What the task requires: Copy each line where the word "background" occurs.

═══ Exercise materials

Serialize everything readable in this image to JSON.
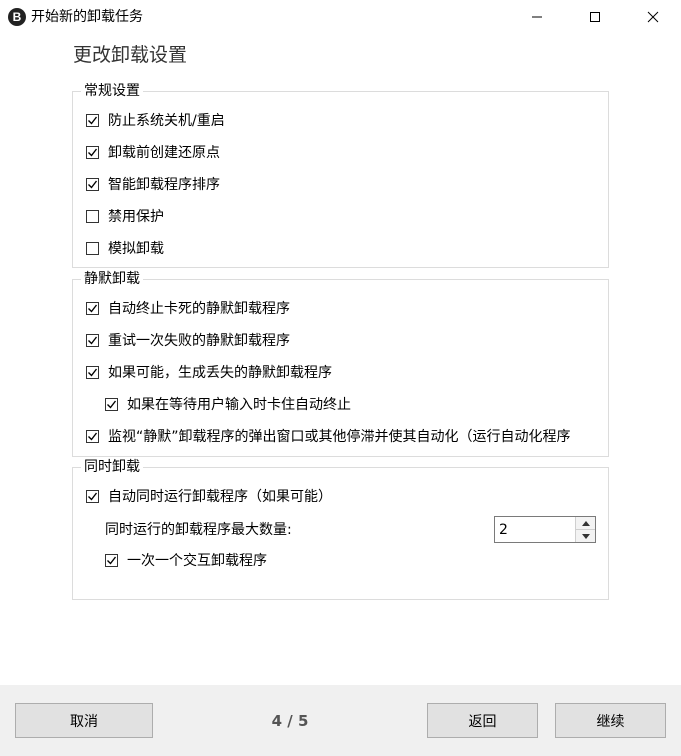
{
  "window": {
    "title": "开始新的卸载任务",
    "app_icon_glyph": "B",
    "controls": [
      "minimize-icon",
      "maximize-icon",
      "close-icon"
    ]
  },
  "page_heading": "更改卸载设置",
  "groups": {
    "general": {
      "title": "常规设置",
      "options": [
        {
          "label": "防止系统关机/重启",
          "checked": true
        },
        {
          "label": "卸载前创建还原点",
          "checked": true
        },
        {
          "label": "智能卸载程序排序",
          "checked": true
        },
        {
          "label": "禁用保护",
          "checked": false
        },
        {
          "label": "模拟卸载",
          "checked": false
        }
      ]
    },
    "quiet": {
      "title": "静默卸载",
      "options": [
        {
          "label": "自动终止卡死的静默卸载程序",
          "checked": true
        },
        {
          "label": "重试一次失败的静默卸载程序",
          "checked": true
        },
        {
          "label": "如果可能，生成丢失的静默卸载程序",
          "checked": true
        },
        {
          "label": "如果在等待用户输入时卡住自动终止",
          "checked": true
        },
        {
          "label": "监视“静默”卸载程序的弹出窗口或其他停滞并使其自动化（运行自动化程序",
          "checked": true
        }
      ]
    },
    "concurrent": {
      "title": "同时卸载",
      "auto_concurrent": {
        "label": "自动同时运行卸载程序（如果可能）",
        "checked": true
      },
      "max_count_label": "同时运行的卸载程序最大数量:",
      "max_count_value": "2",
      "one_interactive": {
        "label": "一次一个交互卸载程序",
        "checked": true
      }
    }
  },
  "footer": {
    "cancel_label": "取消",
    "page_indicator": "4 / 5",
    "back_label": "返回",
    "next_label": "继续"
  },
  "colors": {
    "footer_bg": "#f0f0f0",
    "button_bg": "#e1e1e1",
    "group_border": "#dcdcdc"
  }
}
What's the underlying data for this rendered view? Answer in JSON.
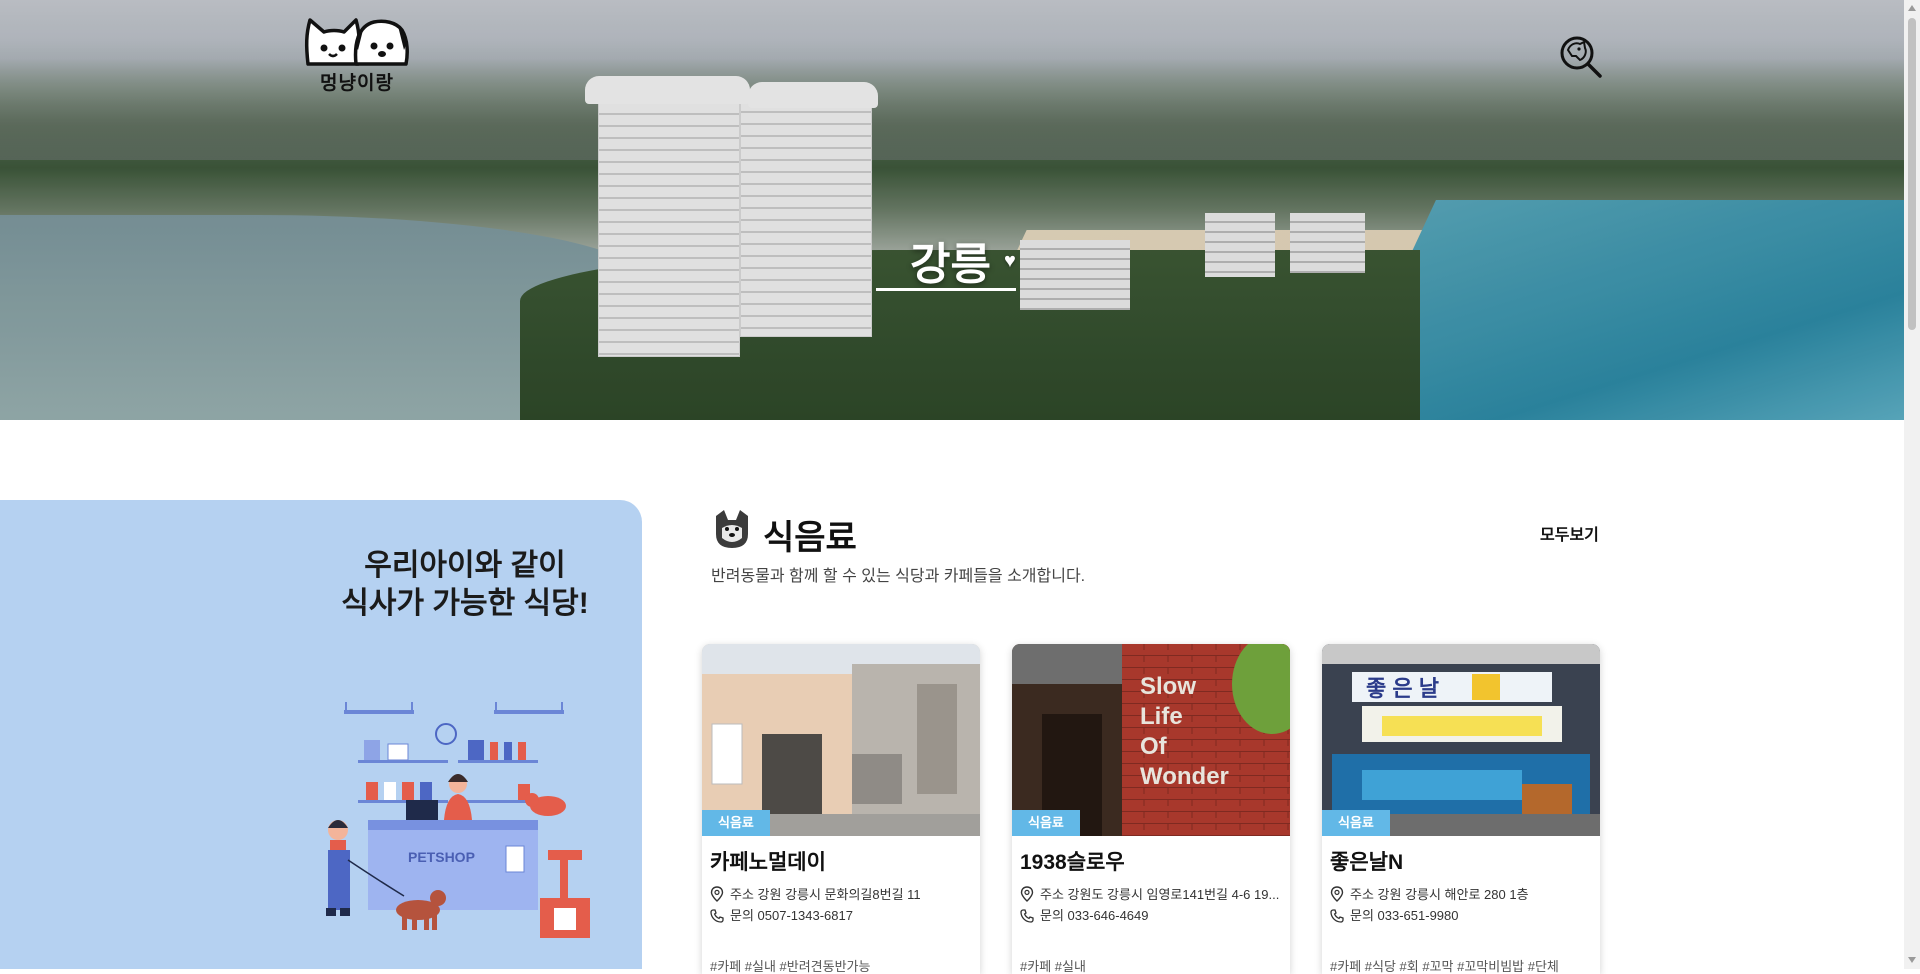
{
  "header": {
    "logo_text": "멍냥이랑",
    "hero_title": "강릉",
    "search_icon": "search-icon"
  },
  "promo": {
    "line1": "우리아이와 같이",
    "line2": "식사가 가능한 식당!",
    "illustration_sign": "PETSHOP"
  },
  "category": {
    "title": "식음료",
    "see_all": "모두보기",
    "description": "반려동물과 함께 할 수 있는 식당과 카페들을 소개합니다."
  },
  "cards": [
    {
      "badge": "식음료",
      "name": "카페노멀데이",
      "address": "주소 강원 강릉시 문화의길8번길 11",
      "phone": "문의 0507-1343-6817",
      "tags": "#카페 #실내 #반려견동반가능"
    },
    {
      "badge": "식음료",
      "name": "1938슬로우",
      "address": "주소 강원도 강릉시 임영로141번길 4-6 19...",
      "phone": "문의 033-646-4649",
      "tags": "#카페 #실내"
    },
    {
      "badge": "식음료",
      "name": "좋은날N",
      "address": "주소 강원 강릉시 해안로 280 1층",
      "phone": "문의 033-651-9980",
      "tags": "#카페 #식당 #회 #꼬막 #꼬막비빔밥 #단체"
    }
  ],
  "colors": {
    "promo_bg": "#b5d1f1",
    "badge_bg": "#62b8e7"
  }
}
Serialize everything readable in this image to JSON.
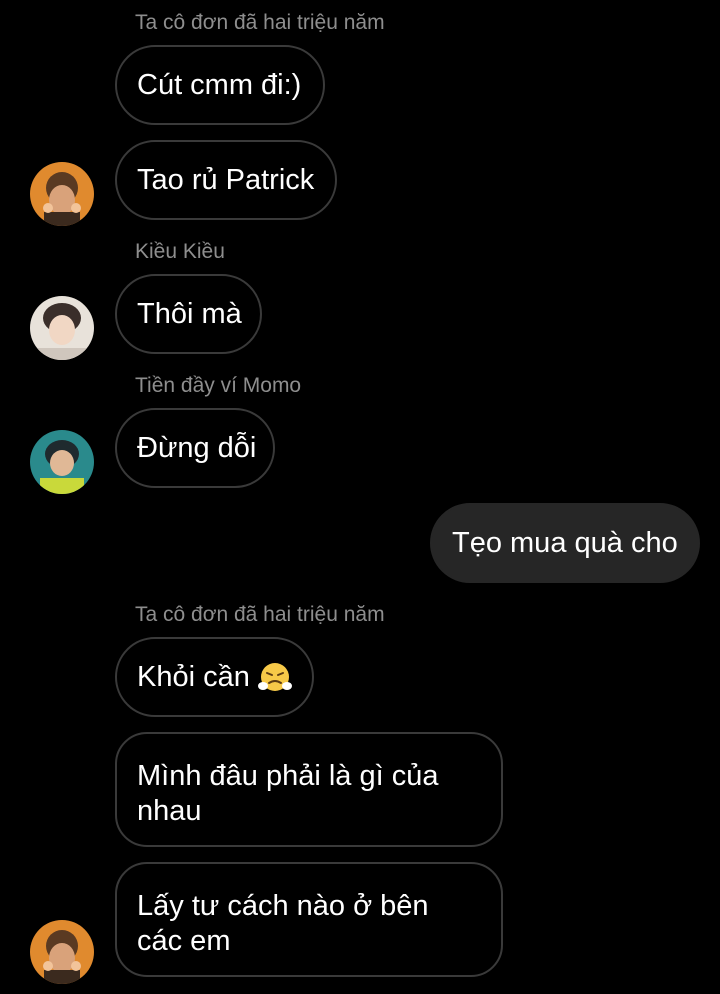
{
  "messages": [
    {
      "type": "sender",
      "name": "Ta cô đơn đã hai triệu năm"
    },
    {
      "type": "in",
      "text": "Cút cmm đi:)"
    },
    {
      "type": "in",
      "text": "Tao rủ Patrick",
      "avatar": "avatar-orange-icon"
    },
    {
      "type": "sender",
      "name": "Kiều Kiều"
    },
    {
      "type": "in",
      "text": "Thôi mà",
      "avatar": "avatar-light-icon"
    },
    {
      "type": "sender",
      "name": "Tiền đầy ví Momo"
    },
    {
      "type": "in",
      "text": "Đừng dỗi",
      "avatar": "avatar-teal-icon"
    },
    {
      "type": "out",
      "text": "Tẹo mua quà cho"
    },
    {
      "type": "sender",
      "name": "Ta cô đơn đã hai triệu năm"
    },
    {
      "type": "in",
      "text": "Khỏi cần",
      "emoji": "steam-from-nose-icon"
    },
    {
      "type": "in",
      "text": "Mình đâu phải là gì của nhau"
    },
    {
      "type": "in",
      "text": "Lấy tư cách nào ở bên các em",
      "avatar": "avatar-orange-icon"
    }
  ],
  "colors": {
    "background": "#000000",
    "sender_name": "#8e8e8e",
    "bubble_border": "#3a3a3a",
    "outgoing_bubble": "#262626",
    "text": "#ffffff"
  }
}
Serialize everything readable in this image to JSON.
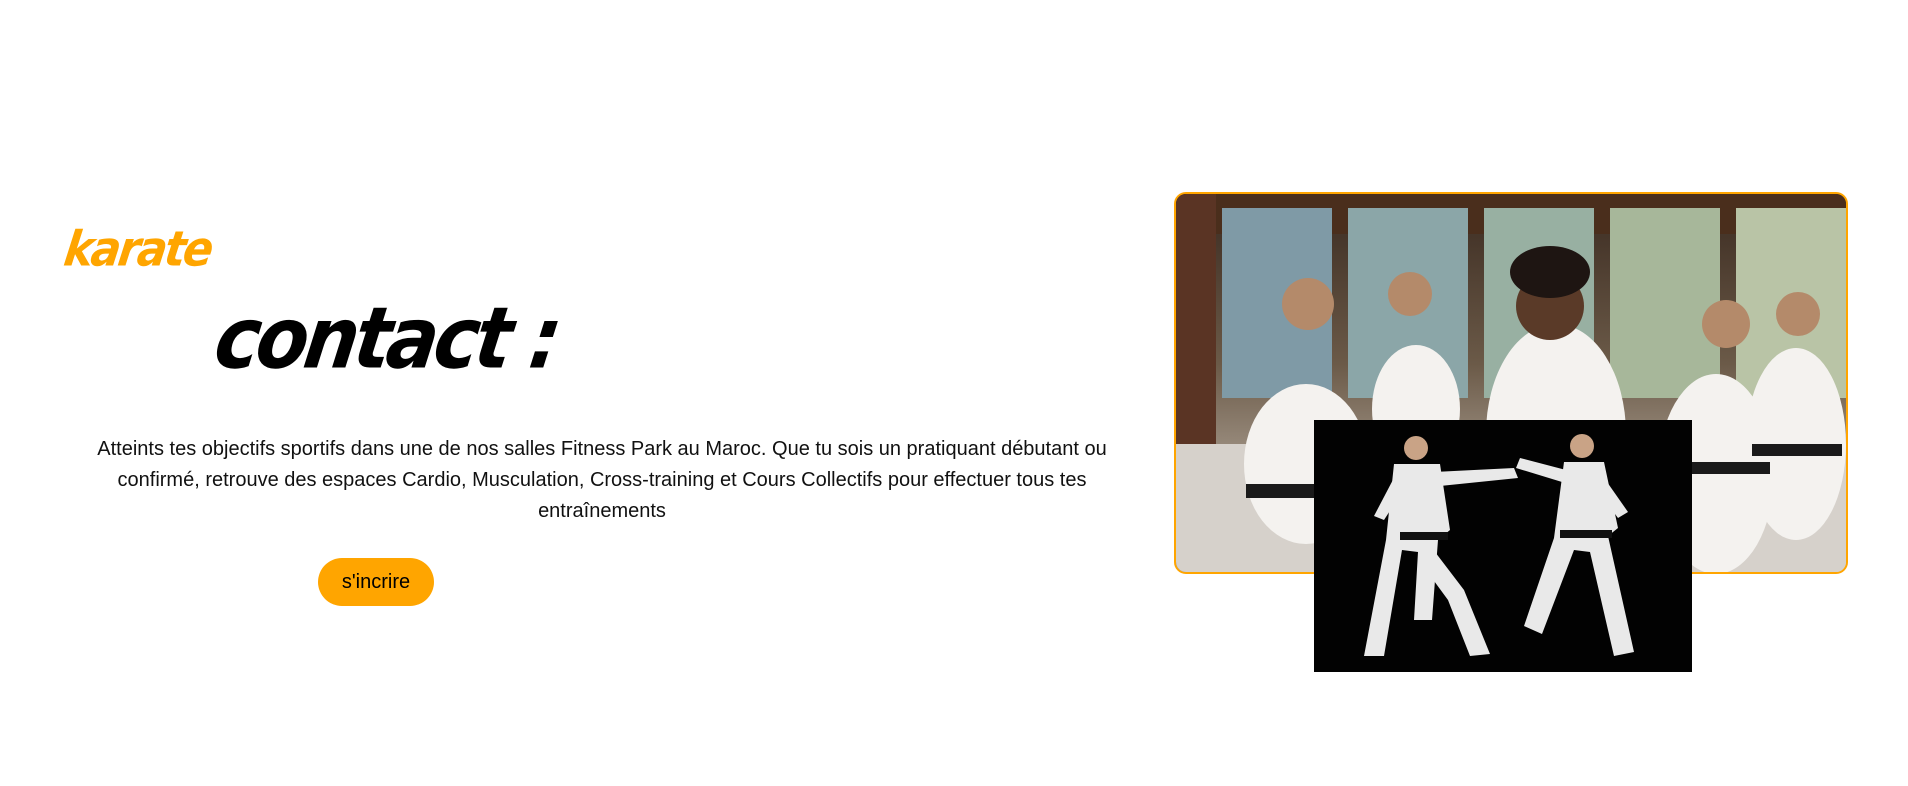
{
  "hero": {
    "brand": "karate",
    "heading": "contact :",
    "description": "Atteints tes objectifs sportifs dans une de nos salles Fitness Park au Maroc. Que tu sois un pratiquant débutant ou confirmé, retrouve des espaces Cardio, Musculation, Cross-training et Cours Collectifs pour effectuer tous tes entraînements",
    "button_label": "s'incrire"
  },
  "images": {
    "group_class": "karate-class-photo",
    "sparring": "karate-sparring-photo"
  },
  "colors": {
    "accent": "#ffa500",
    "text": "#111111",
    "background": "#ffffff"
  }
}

══════

Complete response:
    "background": "#000000",
    "background": "#ffffff"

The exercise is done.